Please print all of the material below, word for word.
▼
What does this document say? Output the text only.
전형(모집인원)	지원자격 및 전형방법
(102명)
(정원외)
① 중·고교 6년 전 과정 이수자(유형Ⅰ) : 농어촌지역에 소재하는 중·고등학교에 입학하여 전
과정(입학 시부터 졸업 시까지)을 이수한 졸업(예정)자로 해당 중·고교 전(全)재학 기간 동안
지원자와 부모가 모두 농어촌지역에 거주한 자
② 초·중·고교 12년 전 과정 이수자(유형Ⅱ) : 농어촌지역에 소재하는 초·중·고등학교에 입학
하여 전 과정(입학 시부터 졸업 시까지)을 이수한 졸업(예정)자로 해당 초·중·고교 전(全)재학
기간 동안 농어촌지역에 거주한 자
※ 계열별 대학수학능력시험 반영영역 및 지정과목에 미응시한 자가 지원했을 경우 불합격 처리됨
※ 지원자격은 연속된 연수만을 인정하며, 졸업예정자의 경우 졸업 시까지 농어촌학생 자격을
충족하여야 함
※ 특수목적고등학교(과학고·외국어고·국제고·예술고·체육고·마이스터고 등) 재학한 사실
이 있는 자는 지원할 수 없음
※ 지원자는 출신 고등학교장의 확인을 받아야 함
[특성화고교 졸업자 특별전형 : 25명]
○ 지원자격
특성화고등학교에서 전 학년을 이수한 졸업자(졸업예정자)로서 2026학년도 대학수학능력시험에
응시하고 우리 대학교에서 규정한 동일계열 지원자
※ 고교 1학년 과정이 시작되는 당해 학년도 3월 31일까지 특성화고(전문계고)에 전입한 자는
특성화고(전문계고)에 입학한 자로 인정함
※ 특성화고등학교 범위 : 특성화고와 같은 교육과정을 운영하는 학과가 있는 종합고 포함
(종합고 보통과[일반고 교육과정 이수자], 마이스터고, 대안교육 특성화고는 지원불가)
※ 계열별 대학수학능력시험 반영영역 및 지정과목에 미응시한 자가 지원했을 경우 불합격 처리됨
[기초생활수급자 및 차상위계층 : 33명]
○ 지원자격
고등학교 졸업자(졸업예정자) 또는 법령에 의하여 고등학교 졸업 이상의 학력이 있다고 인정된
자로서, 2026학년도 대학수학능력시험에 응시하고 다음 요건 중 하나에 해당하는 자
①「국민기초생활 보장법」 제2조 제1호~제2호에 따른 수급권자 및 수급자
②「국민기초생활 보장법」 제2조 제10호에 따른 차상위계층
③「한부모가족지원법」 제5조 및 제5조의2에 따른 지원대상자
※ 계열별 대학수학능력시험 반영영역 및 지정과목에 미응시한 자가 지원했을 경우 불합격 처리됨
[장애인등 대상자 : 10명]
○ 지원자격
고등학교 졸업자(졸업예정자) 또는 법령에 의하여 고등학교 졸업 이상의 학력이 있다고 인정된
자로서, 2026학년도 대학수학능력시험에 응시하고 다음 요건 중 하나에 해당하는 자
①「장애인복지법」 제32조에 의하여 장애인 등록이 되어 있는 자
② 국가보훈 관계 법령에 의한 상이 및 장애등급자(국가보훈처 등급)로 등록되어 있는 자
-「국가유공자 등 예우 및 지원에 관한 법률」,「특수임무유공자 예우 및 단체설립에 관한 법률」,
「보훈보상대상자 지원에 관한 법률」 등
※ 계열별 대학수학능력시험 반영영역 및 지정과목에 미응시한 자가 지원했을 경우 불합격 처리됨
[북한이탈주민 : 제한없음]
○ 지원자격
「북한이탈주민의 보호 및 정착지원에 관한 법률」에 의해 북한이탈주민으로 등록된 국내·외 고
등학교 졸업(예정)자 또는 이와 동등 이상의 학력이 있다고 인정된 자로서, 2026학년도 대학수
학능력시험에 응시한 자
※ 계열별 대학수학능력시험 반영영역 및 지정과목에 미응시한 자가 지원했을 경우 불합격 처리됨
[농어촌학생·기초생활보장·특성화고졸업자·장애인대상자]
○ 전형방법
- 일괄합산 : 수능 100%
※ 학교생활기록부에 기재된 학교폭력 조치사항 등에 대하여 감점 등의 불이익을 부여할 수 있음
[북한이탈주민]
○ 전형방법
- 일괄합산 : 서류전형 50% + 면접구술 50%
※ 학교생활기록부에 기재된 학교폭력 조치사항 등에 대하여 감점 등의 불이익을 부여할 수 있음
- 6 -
▲
* ANSWER IN FULL *
What does this document say? Output the text only.
전형(모집인원)	지원자격 및 전형방법
(102명)
(정원외)
① 중·고교 6년 전 과정 이수자(유형Ⅰ) : 농어촌지역에 소재하는 중·고등학교에 입학하여 전
과정(입학 시부터 졸업 시까지)을 이수한 졸업(예정)자로 해당 중·고교 전(全)재학 기간 동안
지원자와 부모가 모두 농어촌지역에 거주한 자
② 초·중·고교 12년 전 과정 이수자(유형Ⅱ) : 농어촌지역에 소재하는 초·중·고등학교에 입학
하여 전 과정(입학 시부터 졸업 시까지)을 이수한 졸업(예정)자로 해당 초·중·고교 전(全)재학
기간 동안 농어촌지역에 거주한 자
※ 계열별 대학수학능력시험 반영영역 및 지정과목에 미응시한 자가 지원했을 경우 불합격 처리됨
※ 지원자격은 연속된 연수만을 인정하며, 졸업예정자의 경우 졸업 시까지 농어촌학생 자격을
충족하여야 함
※ 특수목적고등학교(과학고·외국어고·국제고·예술고·체육고·마이스터고 등) 재학한 사실
이 있는 자는 지원할 수 없음
※ 지원자는 출신 고등학교장의 확인을 받아야 함
[특성화고교 졸업자 특별전형 : 25명]
○ 지원자격
특성화고등학교에서 전 학년을 이수한 졸업자(졸업예정자)로서 2026학년도 대학수학능력시험에
응시하고 우리 대학교에서 규정한 동일계열 지원자
※ 고교 1학년 과정이 시작되는 당해 학년도 3월 31일까지 특성화고(전문계고)에 전입한 자는
특성화고(전문계고)에 입학한 자로 인정함
※ 특성화고등학교 범위 : 특성화고와 같은 교육과정을 운영하는 학과가 있는 종합고 포함
(종합고 보통과[일반고 교육과정 이수자], 마이스터고, 대안교육 특성화고는 지원불가)
※ 계열별 대학수학능력시험 반영영역 및 지정과목에 미응시한 자가 지원했을 경우 불합격 처리됨
[기초생활수급자 및 차상위계층 : 33명]
○ 지원자격
고등학교 졸업자(졸업예정자) 또는 법령에 의하여 고등학교 졸업 이상의 학력이 있다고 인정된
자로서, 2026학년도 대학수학능력시험에 응시하고 다음 요건 중 하나에 해당하는 자
①「국민기초생활 보장법」 제2조 제1호~제2호에 따른 수급권자 및 수급자
②「국민기초생활 보장법」 제2조 제10호에 따른 차상위계층
③「한부모가족지원법」 제5조 및 제5조의2에 따른 지원대상자
※ 계열별 대학수학능력시험 반영영역 및 지정과목에 미응시한 자가 지원했을 경우 불합격 처리됨
[장애인등 대상자 : 10명]
○ 지원자격
고등학교 졸업자(졸업예정자) 또는 법령에 의하여 고등학교 졸업 이상의 학력이 있다고 인정된
자로서, 2026학년도 대학수학능력시험에 응시하고 다음 요건 중 하나에 해당하는 자
①「장애인복지법」 제32조에 의하여 장애인 등록이 되어 있는 자
② 국가보훈 관계 법령에 의한 상이 및 장애등급자(국가보훈처 등급)로 등록되어 있는 자
-「국가유공자 등 예우 및 지원에 관한 법률」,「특수임무유공자 예우 및 단체설립에 관한 법률」,
「보훈보상대상자 지원에 관한 법률」 등
※ 계열별 대학수학능력시험 반영영역 및 지정과목에 미응시한 자가 지원했을 경우 불합격 처리됨
[북한이탈주민 : 제한없음]
○ 지원자격
「북한이탈주민의 보호 및 정착지원에 관한 법률」에 의해 북한이탈주민으로 등록된 국내·외 고
등학교 졸업(예정)자 또는 이와 동등 이상의 학력이 있다고 인정된 자로서, 2026학년도 대학수
학능력시험에 응시한 자
※ 계열별 대학수학능력시험 반영영역 및 지정과목에 미응시한 자가 지원했을 경우 불합격 처리됨
[농어촌학생·기초생활보장·특성화고졸업자·장애인대상자]
○ 전형방법
- 일괄합산 : 수능 100%
※ 학교생활기록부에 기재된 학교폭력 조치사항 등에 대하여 감점 등의 불이익을 부여할 수 있음
[북한이탈주민]
○ 전형방법
- 일괄합산 : 서류전형 50% + 면접구술 50%
※ 학교생활기록부에 기재된 학교폭력 조치사항 등에 대하여 감점 등의 불이익을 부여할 수 있음
- 6 -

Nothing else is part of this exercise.